### Dataset

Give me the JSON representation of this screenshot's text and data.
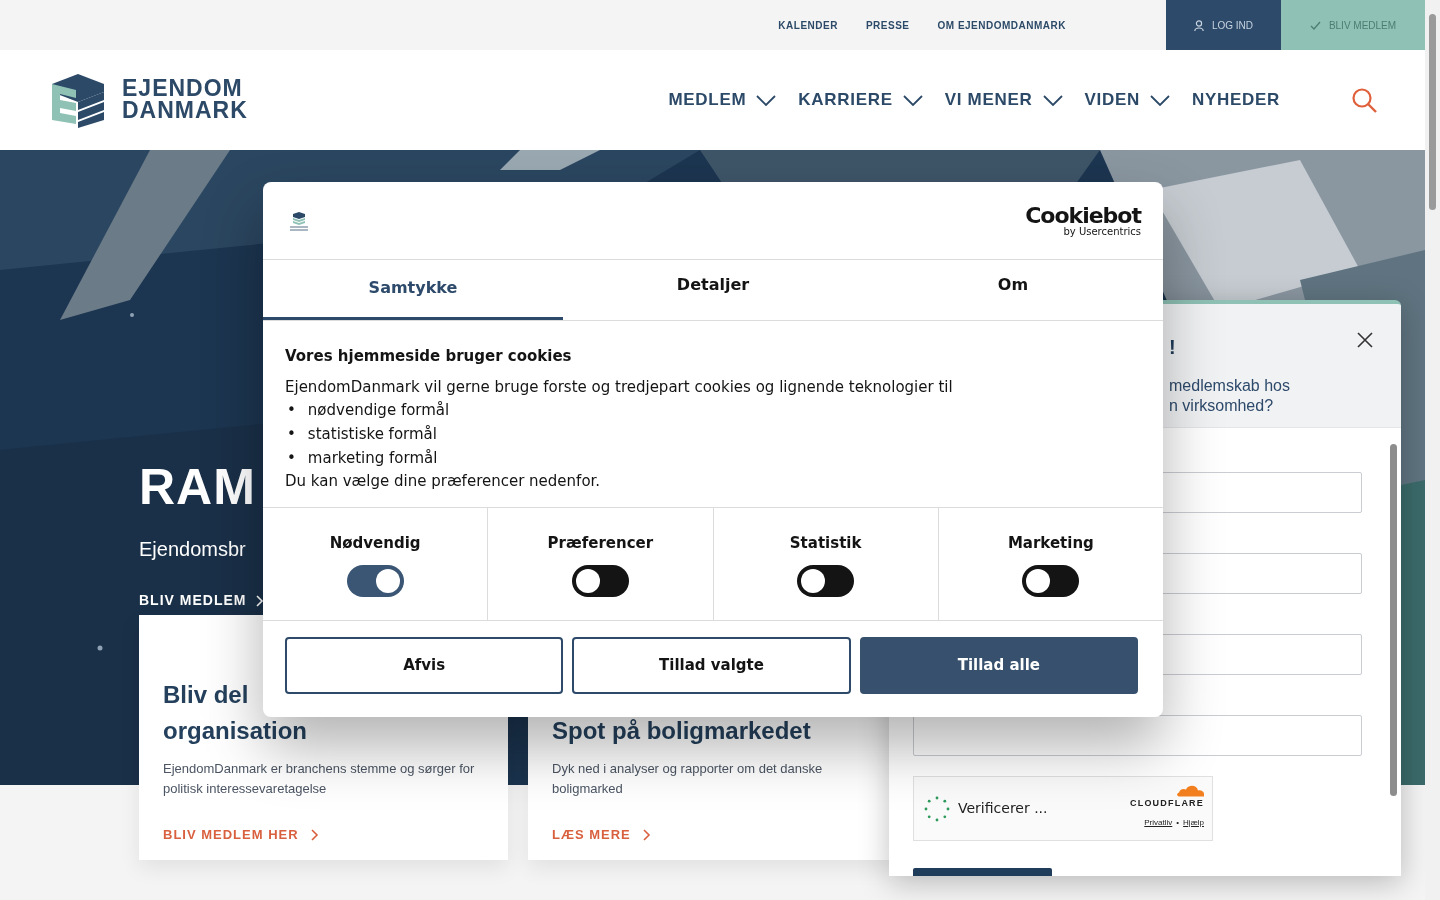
{
  "top_bar": {
    "links": [
      "KALENDER",
      "PRESSE",
      "OM EJENDOMDANMARK"
    ],
    "login": "LOG IND",
    "join": "BLIV MEDLEM"
  },
  "header": {
    "logo_lines": [
      "EJENDOM",
      "DANMARK"
    ],
    "nav": [
      {
        "label": "MEDLEM",
        "dropdown": true
      },
      {
        "label": "KARRIERE",
        "dropdown": true
      },
      {
        "label": "VI MENER",
        "dropdown": true
      },
      {
        "label": "VIDEN",
        "dropdown": true
      },
      {
        "label": "NYHEDER",
        "dropdown": false
      }
    ]
  },
  "hero": {
    "title": "RAM",
    "subtitle": "Ejendomsbr",
    "link": "BLIV MEDLEM"
  },
  "cards": [
    {
      "title_lines": [
        "Bliv del",
        "organisation"
      ],
      "text": "EjendomDanmark er branchens stemme og sørger for politisk interessevaretagelse",
      "link": "BLIV MEDLEM HER"
    },
    {
      "title_lines": [
        "Spot på boligmarkedet"
      ],
      "text": "Dyk ned i analyser og rapporter om det danske boligmarked",
      "link": "LÆS MERE"
    }
  ],
  "signup_panel": {
    "title": "!",
    "text_lines": [
      "medlemskab hos",
      "n virksomhed?"
    ],
    "fields": [
      {
        "kind": "input"
      },
      {
        "kind": "input"
      },
      {
        "kind": "input"
      },
      {
        "kind": "input"
      }
    ],
    "captcha": {
      "status": "Verificerer ...",
      "brand": "CLOUDFLARE",
      "links": [
        "Privatliv",
        "Hjælp"
      ],
      "separator": "•"
    }
  },
  "cookie_dialog": {
    "brand": "Cookiebot",
    "brand_sub": "by Usercentrics",
    "tabs": [
      {
        "label": "Samtykke",
        "selected": true
      },
      {
        "label": "Detaljer",
        "selected": false
      },
      {
        "label": "Om",
        "selected": false
      }
    ],
    "heading": "Vores hjemmeside bruger cookies",
    "intro": "EjendomDanmark vil gerne bruge forste og tredjepart cookies og lignende teknologier til",
    "purposes": [
      {
        "bullet": "•",
        "text": "nødvendige formål"
      },
      {
        "bullet": "•",
        "text": "statistiske formål"
      },
      {
        "bullet": "•",
        "text": "marketing formål"
      }
    ],
    "outro": "Du kan vælge dine præferencer nedenfor.",
    "categories": [
      {
        "label": "Nødvendig",
        "on": true
      },
      {
        "label": "Præferencer",
        "on": false
      },
      {
        "label": "Statistik",
        "on": false
      },
      {
        "label": "Marketing",
        "on": false
      }
    ],
    "buttons": [
      {
        "label": "Afvis",
        "kind": "outline"
      },
      {
        "label": "Tillad valgte",
        "kind": "outline"
      },
      {
        "label": "Tillad alle",
        "kind": "primary"
      }
    ]
  }
}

### What you should do
Gather every line from the listing above in which the word "cookies" appears.

### Solved exercise
    "heading": "Vores hjemmeside bruger cookies",
    "intro": "EjendomDanmark vil gerne bruge forste og tredjepart cookies og lignende teknologier til",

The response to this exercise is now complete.